▶ Problem to work on:
Copy the data word for word, keeping every line.

▶ Dataset rows:
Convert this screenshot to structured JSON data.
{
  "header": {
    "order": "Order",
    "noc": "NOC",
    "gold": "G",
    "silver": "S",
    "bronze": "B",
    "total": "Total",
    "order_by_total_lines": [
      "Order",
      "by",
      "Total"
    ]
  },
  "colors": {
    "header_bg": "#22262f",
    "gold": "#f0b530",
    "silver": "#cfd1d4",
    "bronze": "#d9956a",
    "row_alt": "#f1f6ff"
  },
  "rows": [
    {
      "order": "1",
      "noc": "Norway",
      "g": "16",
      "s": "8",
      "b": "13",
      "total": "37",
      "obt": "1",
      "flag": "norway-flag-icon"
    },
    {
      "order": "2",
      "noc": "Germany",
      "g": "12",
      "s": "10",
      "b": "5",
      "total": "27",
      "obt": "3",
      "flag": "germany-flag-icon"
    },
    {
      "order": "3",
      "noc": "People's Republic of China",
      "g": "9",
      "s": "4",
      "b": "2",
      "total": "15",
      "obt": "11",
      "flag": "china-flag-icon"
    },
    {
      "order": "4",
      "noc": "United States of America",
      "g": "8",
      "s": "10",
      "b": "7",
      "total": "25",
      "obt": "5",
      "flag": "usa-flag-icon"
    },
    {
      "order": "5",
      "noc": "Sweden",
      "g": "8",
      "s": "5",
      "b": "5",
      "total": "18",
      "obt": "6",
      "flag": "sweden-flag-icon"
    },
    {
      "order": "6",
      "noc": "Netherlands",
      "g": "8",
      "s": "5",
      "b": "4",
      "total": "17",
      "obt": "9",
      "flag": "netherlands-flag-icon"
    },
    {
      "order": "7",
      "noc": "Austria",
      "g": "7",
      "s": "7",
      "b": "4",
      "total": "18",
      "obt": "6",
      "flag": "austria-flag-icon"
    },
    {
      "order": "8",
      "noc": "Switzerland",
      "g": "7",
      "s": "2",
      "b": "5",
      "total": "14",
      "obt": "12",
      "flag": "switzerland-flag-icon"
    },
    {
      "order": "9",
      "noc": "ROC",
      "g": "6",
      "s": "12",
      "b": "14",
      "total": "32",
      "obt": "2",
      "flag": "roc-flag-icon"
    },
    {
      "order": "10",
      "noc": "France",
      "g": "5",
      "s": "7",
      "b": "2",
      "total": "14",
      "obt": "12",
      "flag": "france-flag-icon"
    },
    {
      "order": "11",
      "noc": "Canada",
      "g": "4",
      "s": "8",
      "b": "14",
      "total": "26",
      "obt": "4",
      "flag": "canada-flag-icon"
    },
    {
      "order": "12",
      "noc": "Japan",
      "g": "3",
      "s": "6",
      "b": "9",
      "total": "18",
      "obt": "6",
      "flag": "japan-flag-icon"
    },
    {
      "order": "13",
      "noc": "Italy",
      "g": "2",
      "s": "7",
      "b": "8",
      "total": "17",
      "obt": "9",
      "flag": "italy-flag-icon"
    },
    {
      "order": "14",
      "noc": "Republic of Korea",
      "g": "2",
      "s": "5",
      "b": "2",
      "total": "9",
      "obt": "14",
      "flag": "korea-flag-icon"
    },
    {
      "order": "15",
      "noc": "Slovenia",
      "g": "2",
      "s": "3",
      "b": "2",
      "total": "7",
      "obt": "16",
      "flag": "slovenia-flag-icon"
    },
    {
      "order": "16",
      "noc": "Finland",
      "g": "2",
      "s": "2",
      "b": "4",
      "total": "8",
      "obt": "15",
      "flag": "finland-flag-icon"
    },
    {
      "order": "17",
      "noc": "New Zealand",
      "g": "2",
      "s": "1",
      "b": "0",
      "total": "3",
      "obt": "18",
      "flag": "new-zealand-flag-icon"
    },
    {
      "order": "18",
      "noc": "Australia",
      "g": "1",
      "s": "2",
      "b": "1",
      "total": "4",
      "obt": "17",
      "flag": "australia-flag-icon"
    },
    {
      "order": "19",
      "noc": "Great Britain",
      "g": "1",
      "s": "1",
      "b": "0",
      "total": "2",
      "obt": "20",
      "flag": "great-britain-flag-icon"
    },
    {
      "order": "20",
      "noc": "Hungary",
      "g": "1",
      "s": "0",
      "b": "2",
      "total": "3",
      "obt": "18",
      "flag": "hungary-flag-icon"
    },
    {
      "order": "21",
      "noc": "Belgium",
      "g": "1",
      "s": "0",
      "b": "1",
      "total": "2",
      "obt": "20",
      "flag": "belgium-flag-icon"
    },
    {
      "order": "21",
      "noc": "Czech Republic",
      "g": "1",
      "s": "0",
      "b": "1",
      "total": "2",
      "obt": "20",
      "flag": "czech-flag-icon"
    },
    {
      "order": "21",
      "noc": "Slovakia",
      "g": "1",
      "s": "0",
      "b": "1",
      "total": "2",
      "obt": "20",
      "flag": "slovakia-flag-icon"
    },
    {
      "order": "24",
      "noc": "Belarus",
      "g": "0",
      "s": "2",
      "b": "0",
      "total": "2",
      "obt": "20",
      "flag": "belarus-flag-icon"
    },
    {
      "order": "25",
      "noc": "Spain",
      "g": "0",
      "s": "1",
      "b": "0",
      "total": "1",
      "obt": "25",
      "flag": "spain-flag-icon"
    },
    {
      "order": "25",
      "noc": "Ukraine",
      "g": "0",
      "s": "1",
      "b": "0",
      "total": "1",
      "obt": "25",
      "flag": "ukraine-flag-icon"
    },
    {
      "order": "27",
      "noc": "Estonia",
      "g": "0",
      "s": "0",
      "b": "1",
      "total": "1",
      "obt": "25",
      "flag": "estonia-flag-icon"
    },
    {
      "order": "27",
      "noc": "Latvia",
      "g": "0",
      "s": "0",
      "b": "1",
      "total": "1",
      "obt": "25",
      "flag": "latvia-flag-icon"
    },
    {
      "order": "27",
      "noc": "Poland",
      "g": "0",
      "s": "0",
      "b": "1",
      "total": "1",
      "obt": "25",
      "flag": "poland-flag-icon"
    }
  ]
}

▶ Full output:
Convert this screenshot to structured JSON data.
{
  "header": {
    "order": "Order",
    "noc": "NOC",
    "gold": "G",
    "silver": "S",
    "bronze": "B",
    "total": "Total",
    "order_by_total_lines": [
      "Order",
      "by",
      "Total"
    ]
  },
  "colors": {
    "header_bg": "#22262f",
    "gold": "#f0b530",
    "silver": "#cfd1d4",
    "bronze": "#d9956a",
    "row_alt": "#f1f6ff"
  },
  "rows": [
    {
      "order": "1",
      "noc": "Norway",
      "g": "16",
      "s": "8",
      "b": "13",
      "total": "37",
      "obt": "1",
      "flag": "norway-flag-icon"
    },
    {
      "order": "2",
      "noc": "Germany",
      "g": "12",
      "s": "10",
      "b": "5",
      "total": "27",
      "obt": "3",
      "flag": "germany-flag-icon"
    },
    {
      "order": "3",
      "noc": "People's Republic of China",
      "g": "9",
      "s": "4",
      "b": "2",
      "total": "15",
      "obt": "11",
      "flag": "china-flag-icon"
    },
    {
      "order": "4",
      "noc": "United States of America",
      "g": "8",
      "s": "10",
      "b": "7",
      "total": "25",
      "obt": "5",
      "flag": "usa-flag-icon"
    },
    {
      "order": "5",
      "noc": "Sweden",
      "g": "8",
      "s": "5",
      "b": "5",
      "total": "18",
      "obt": "6",
      "flag": "sweden-flag-icon"
    },
    {
      "order": "6",
      "noc": "Netherlands",
      "g": "8",
      "s": "5",
      "b": "4",
      "total": "17",
      "obt": "9",
      "flag": "netherlands-flag-icon"
    },
    {
      "order": "7",
      "noc": "Austria",
      "g": "7",
      "s": "7",
      "b": "4",
      "total": "18",
      "obt": "6",
      "flag": "austria-flag-icon"
    },
    {
      "order": "8",
      "noc": "Switzerland",
      "g": "7",
      "s": "2",
      "b": "5",
      "total": "14",
      "obt": "12",
      "flag": "switzerland-flag-icon"
    },
    {
      "order": "9",
      "noc": "ROC",
      "g": "6",
      "s": "12",
      "b": "14",
      "total": "32",
      "obt": "2",
      "flag": "roc-flag-icon"
    },
    {
      "order": "10",
      "noc": "France",
      "g": "5",
      "s": "7",
      "b": "2",
      "total": "14",
      "obt": "12",
      "flag": "france-flag-icon"
    },
    {
      "order": "11",
      "noc": "Canada",
      "g": "4",
      "s": "8",
      "b": "14",
      "total": "26",
      "obt": "4",
      "flag": "canada-flag-icon"
    },
    {
      "order": "12",
      "noc": "Japan",
      "g": "3",
      "s": "6",
      "b": "9",
      "total": "18",
      "obt": "6",
      "flag": "japan-flag-icon"
    },
    {
      "order": "13",
      "noc": "Italy",
      "g": "2",
      "s": "7",
      "b": "8",
      "total": "17",
      "obt": "9",
      "flag": "italy-flag-icon"
    },
    {
      "order": "14",
      "noc": "Republic of Korea",
      "g": "2",
      "s": "5",
      "b": "2",
      "total": "9",
      "obt": "14",
      "flag": "korea-flag-icon"
    },
    {
      "order": "15",
      "noc": "Slovenia",
      "g": "2",
      "s": "3",
      "b": "2",
      "total": "7",
      "obt": "16",
      "flag": "slovenia-flag-icon"
    },
    {
      "order": "16",
      "noc": "Finland",
      "g": "2",
      "s": "2",
      "b": "4",
      "total": "8",
      "obt": "15",
      "flag": "finland-flag-icon"
    },
    {
      "order": "17",
      "noc": "New Zealand",
      "g": "2",
      "s": "1",
      "b": "0",
      "total": "3",
      "obt": "18",
      "flag": "new-zealand-flag-icon"
    },
    {
      "order": "18",
      "noc": "Australia",
      "g": "1",
      "s": "2",
      "b": "1",
      "total": "4",
      "obt": "17",
      "flag": "australia-flag-icon"
    },
    {
      "order": "19",
      "noc": "Great Britain",
      "g": "1",
      "s": "1",
      "b": "0",
      "total": "2",
      "obt": "20",
      "flag": "great-britain-flag-icon"
    },
    {
      "order": "20",
      "noc": "Hungary",
      "g": "1",
      "s": "0",
      "b": "2",
      "total": "3",
      "obt": "18",
      "flag": "hungary-flag-icon"
    },
    {
      "order": "21",
      "noc": "Belgium",
      "g": "1",
      "s": "0",
      "b": "1",
      "total": "2",
      "obt": "20",
      "flag": "belgium-flag-icon"
    },
    {
      "order": "21",
      "noc": "Czech Republic",
      "g": "1",
      "s": "0",
      "b": "1",
      "total": "2",
      "obt": "20",
      "flag": "czech-flag-icon"
    },
    {
      "order": "21",
      "noc": "Slovakia",
      "g": "1",
      "s": "0",
      "b": "1",
      "total": "2",
      "obt": "20",
      "flag": "slovakia-flag-icon"
    },
    {
      "order": "24",
      "noc": "Belarus",
      "g": "0",
      "s": "2",
      "b": "0",
      "total": "2",
      "obt": "20",
      "flag": "belarus-flag-icon"
    },
    {
      "order": "25",
      "noc": "Spain",
      "g": "0",
      "s": "1",
      "b": "0",
      "total": "1",
      "obt": "25",
      "flag": "spain-flag-icon"
    },
    {
      "order": "25",
      "noc": "Ukraine",
      "g": "0",
      "s": "1",
      "b": "0",
      "total": "1",
      "obt": "25",
      "flag": "ukraine-flag-icon"
    },
    {
      "order": "27",
      "noc": "Estonia",
      "g": "0",
      "s": "0",
      "b": "1",
      "total": "1",
      "obt": "25",
      "flag": "estonia-flag-icon"
    },
    {
      "order": "27",
      "noc": "Latvia",
      "g": "0",
      "s": "0",
      "b": "1",
      "total": "1",
      "obt": "25",
      "flag": "latvia-flag-icon"
    },
    {
      "order": "27",
      "noc": "Poland",
      "g": "0",
      "s": "0",
      "b": "1",
      "total": "1",
      "obt": "25",
      "flag": "poland-flag-icon"
    }
  ]
}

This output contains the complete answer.